Problem requirements
Restate the listing that follows word for word, without its pictures.

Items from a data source
======

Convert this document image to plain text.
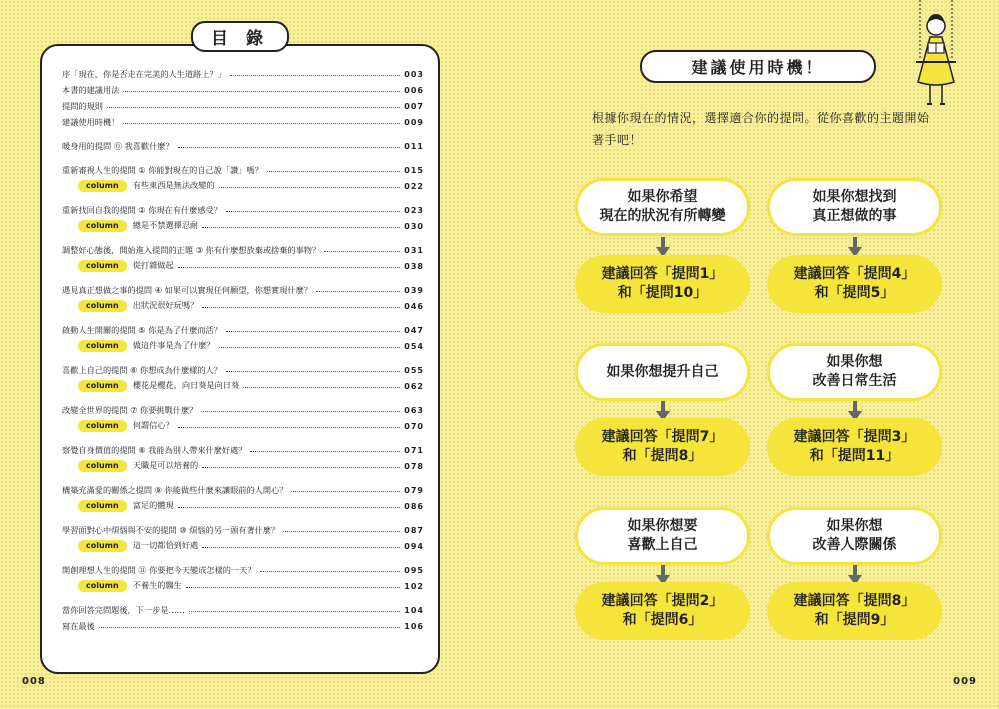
目 錄
序「現在，你是否走在完美的人生道路上？」	003
本書的建議用法	006
提問的規則	007
建議使用時機！	009
暖身用的提問 ⓪ 我喜歡什麼？	011
重新審視人生的提問 ① 你能對現在的自己說「讚」嗎？	015
column 有些東西是無法改變的	022
重新找回自我的提問 ② 你現在有什麼感受？	023
column 總是不禁選擇忍耐	030
調整好心態後，開始進入提問的正題 ③ 你有什麼想放棄或捨棄的事物？	031
column 從打雜做起	038
遇見真正想做之事的提問 ④ 如果可以實現任何願望，你想實現什麼？	039
column 出狀況很好玩嗎？	046
啟動人生開關的提問 ⑤ 你是為了什麼而活？	047
column 做這件事是為了什麼？	054
喜歡上自己的提問 ⑥ 你想成為什麼樣的人？	055
column 櫻花是櫻花，向日葵是向日葵	062
改變全世界的提問 ⑦ 你要挑戰什麼？	063
column 何謂信心？	070
察覺自身價值的提問 ⑧ 我能為別人帶來什麼好處？	071
column 天職是可以培養的	078
構築充滿愛的關係之提問 ⑨ 你能做些什麼來讓眼前的人開心？	079
column 富足的體現	086
學習面對心中煩惱與不安的提問 ⑩ 煩惱的另一頭有著什麼？	087
column 這一切都恰到好處	094
開創理想人生的提問 ⑪ 你要把今天變成怎樣的一天？	095
column 不養生的醫生	102
當你回答完問題後，下一步是……	104
寫在最後	106
008
建議使用時機！
根據你現在的情況，選擇適合你的提問。從你喜歡的主題開始著手吧！
如果你希望
現在的狀況有所轉變
建議回答「提問1」
和「提問10」
如果你想找到
真正想做的事
建議回答「提問4」
和「提問5」
如果你想提升自己
建議回答「提問7」
和「提問8」
如果你想
改善日常生活
建議回答「提問3」
和「提問11」
如果你想要
喜歡上自己
建議回答「提問2」
和「提問6」
如果你想
改善人際關係
建議回答「提問8」
和「提問9」
009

======

Task answer
Convert this document image to plain text.
目 錄
序「現在，你是否走在完美的人生道路上？」	003
本書的建議用法	006
提問的規則	007
建議使用時機！	009
暖身用的提問 ⓪ 我喜歡什麼？	011
重新審視人生的提問 ① 你能對現在的自己說「讚」嗎？	015
column 有些東西是無法改變的	022
重新找回自我的提問 ② 你現在有什麼感受？	023
column 總是不禁選擇忍耐	030
調整好心態後，開始進入提問的正題 ③ 你有什麼想放棄或捨棄的事物？	031
column 從打雜做起	038
遇見真正想做之事的提問 ④ 如果可以實現任何願望，你想實現什麼？	039
column 出狀況很好玩嗎？	046
啟動人生開關的提問 ⑤ 你是為了什麼而活？	047
column 做這件事是為了什麼？	054
喜歡上自己的提問 ⑥ 你想成為什麼樣的人？	055
column 櫻花是櫻花，向日葵是向日葵	062
改變全世界的提問 ⑦ 你要挑戰什麼？	063
column 何謂信心？	070
察覺自身價值的提問 ⑧ 我能為別人帶來什麼好處？	071
column 天職是可以培養的	078
構築充滿愛的關係之提問 ⑨ 你能做些什麼來讓眼前的人開心？	079
column 富足的體現	086
學習面對心中煩惱與不安的提問 ⑩ 煩惱的另一頭有著什麼？	087
column 這一切都恰到好處	094
開創理想人生的提問 ⑪ 你要把今天變成怎樣的一天？	095
column 不養生的醫生	102
當你回答完問題後，下一步是……	104
寫在最後	106
008
建議使用時機！
根據你現在的情況，選擇適合你的提問。從你喜歡的主題開始著手吧！
如果你希望
現在的狀況有所轉變
建議回答「提問1」
和「提問10」
如果你想找到
真正想做的事
建議回答「提問4」
和「提問5」
如果你想提升自己
建議回答「提問7」
和「提問8」
如果你想
改善日常生活
建議回答「提問3」
和「提問11」
如果你想要
喜歡上自己
建議回答「提問2」
和「提問6」
如果你想
改善人際關係
建議回答「提問8」
和「提問9」
009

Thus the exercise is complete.